[Begin RECORDS TO USE]

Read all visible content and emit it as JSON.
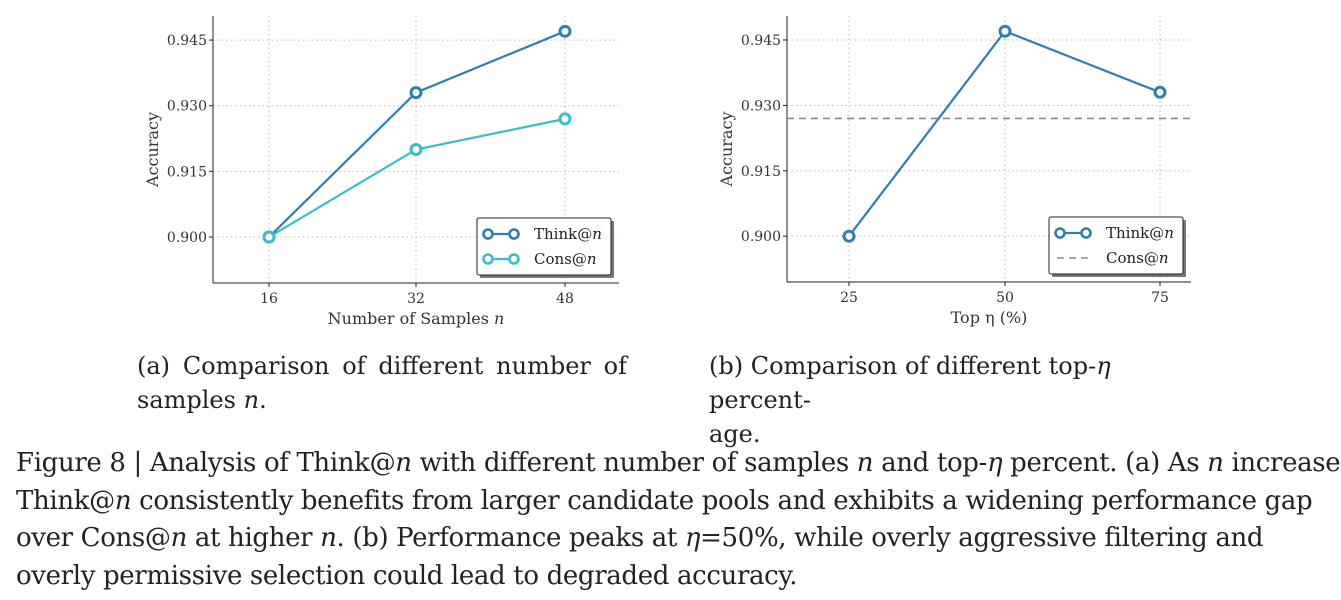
{
  "chart_data": [
    {
      "type": "line",
      "id": "a",
      "x": [
        16,
        32,
        48
      ],
      "categories": [
        "16",
        "32",
        "48"
      ],
      "series": [
        {
          "name": "Think@n",
          "label_prefix": "Think@",
          "label_var": "n",
          "values": [
            0.9,
            0.933,
            0.947
          ],
          "color": "#2f7fa8"
        },
        {
          "name": "Cons@n",
          "label_prefix": "Cons@",
          "label_var": "n",
          "values": [
            0.9,
            0.92,
            0.927
          ],
          "color": "#3bbccb"
        }
      ],
      "xlabel": "Number of Samples",
      "xlabel_var": "n",
      "ylabel": "Accuracy",
      "yticks": [
        "0.900",
        "0.915",
        "0.930",
        "0.945"
      ],
      "ylim": [
        0.8895,
        0.9505
      ],
      "grid": true,
      "legend": "bottom-right"
    },
    {
      "type": "line",
      "id": "b",
      "x": [
        25,
        50,
        75
      ],
      "categories": [
        "25",
        "50",
        "75"
      ],
      "series": [
        {
          "name": "Think@n",
          "label_prefix": "Think@",
          "label_var": "n",
          "values": [
            0.9,
            0.947,
            0.933
          ],
          "color": "#2f7fa8"
        },
        {
          "name": "Cons@n",
          "label_prefix": "Cons@",
          "label_var": "n",
          "baseline": 0.927,
          "color": "#888888",
          "style": "dashed"
        }
      ],
      "xlabel": "Top η (%)",
      "ylabel": "Accuracy",
      "yticks": [
        "0.900",
        "0.915",
        "0.930",
        "0.945"
      ],
      "ylim": [
        0.8895,
        0.9505
      ],
      "grid": true,
      "legend": "bottom-right"
    }
  ],
  "captions": {
    "a": {
      "text": "(a) Comparison of different number of samples",
      "var": "n",
      "end": "."
    },
    "b": {
      "line1": "(b) Comparison of different top-",
      "var": "η",
      "line1_end": " percent-",
      "line2": "age."
    }
  },
  "figure_caption": {
    "l1_a": "Figure 8 | Analysis of Think@",
    "l1_v1": "n",
    "l1_b": " with different number of samples ",
    "l1_v2": "n",
    "l1_c": " and top-",
    "l1_v3": "η",
    "l1_d": " percent. (a) As ",
    "l1_v4": "n",
    "l1_e": " increases,",
    "l2_a": "Think@",
    "l2_v1": "n",
    "l2_b": " consistently benefits from larger candidate pools and exhibits a widening performance gap",
    "l3_a": "over Cons@",
    "l3_v1": "n",
    "l3_b": " at higher ",
    "l3_v2": "n",
    "l3_c": ". (b) Performance peaks at ",
    "l3_v3": "η",
    "l3_d": "=50%, while overly aggressive filtering and",
    "l4_a": "overly permissive selection could lead to degraded accuracy."
  }
}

[End RECORDS TO USE]

EXERCISE INSTRUCTIONS
Every line of the data should be copied as it stands, without the images.

REPLY TO THE TASK
Read all visible content and emit it as JSON.
{
  "chart_data": [
    {
      "type": "line",
      "id": "a",
      "x": [
        16,
        32,
        48
      ],
      "categories": [
        "16",
        "32",
        "48"
      ],
      "series": [
        {
          "name": "Think@n",
          "label_prefix": "Think@",
          "label_var": "n",
          "values": [
            0.9,
            0.933,
            0.947
          ],
          "color": "#2f7fa8"
        },
        {
          "name": "Cons@n",
          "label_prefix": "Cons@",
          "label_var": "n",
          "values": [
            0.9,
            0.92,
            0.927
          ],
          "color": "#3bbccb"
        }
      ],
      "xlabel": "Number of Samples",
      "xlabel_var": "n",
      "ylabel": "Accuracy",
      "yticks": [
        "0.900",
        "0.915",
        "0.930",
        "0.945"
      ],
      "ylim": [
        0.8895,
        0.9505
      ],
      "grid": true,
      "legend": "bottom-right"
    },
    {
      "type": "line",
      "id": "b",
      "x": [
        25,
        50,
        75
      ],
      "categories": [
        "25",
        "50",
        "75"
      ],
      "series": [
        {
          "name": "Think@n",
          "label_prefix": "Think@",
          "label_var": "n",
          "values": [
            0.9,
            0.947,
            0.933
          ],
          "color": "#2f7fa8"
        },
        {
          "name": "Cons@n",
          "label_prefix": "Cons@",
          "label_var": "n",
          "baseline": 0.927,
          "color": "#888888",
          "style": "dashed"
        }
      ],
      "xlabel": "Top η (%)",
      "ylabel": "Accuracy",
      "yticks": [
        "0.900",
        "0.915",
        "0.930",
        "0.945"
      ],
      "ylim": [
        0.8895,
        0.9505
      ],
      "grid": true,
      "legend": "bottom-right"
    }
  ],
  "captions": {
    "a": {
      "text": "(a) Comparison of different number of samples",
      "var": "n",
      "end": "."
    },
    "b": {
      "line1": "(b) Comparison of different top-",
      "var": "η",
      "line1_end": " percent-",
      "line2": "age."
    }
  },
  "figure_caption": {
    "l1_a": "Figure 8 | Analysis of Think@",
    "l1_v1": "n",
    "l1_b": " with different number of samples ",
    "l1_v2": "n",
    "l1_c": " and top-",
    "l1_v3": "η",
    "l1_d": " percent. (a) As ",
    "l1_v4": "n",
    "l1_e": " increases,",
    "l2_a": "Think@",
    "l2_v1": "n",
    "l2_b": " consistently benefits from larger candidate pools and exhibits a widening performance gap",
    "l3_a": "over Cons@",
    "l3_v1": "n",
    "l3_b": " at higher ",
    "l3_v2": "n",
    "l3_c": ". (b) Performance peaks at ",
    "l3_v3": "η",
    "l3_d": "=50%, while overly aggressive filtering and",
    "l4_a": "overly permissive selection could lead to degraded accuracy."
  }
}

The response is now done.